> Written request
Bring together all lines of the material below that contain the string "backup".

> Given records
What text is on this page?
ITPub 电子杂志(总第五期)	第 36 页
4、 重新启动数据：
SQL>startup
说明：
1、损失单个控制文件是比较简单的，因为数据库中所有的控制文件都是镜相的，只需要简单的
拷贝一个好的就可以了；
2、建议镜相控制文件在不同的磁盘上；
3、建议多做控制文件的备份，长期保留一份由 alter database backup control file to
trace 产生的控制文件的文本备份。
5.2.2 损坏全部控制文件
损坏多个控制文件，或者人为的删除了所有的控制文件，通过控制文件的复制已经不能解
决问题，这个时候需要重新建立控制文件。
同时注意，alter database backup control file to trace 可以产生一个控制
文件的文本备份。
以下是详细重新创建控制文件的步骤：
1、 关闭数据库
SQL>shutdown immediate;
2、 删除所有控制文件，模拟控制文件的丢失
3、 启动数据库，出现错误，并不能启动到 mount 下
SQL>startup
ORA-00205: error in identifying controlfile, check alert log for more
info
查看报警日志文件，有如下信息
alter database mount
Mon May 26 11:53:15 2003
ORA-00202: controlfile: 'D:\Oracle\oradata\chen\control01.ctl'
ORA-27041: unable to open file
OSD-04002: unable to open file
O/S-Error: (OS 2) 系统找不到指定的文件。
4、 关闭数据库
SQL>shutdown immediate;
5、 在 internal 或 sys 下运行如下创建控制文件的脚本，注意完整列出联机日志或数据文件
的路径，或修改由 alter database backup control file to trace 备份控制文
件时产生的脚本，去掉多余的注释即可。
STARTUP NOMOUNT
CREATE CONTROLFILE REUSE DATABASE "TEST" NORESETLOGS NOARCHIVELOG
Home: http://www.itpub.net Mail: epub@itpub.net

> Exercise result
3、建议多做控制文件的备份，长期保留一份由 alter database backup control file to
同时注意，alter database backup control file to trace 可以产生一个控制
的路径，或修改由 alter database backup control file to trace 备份控制文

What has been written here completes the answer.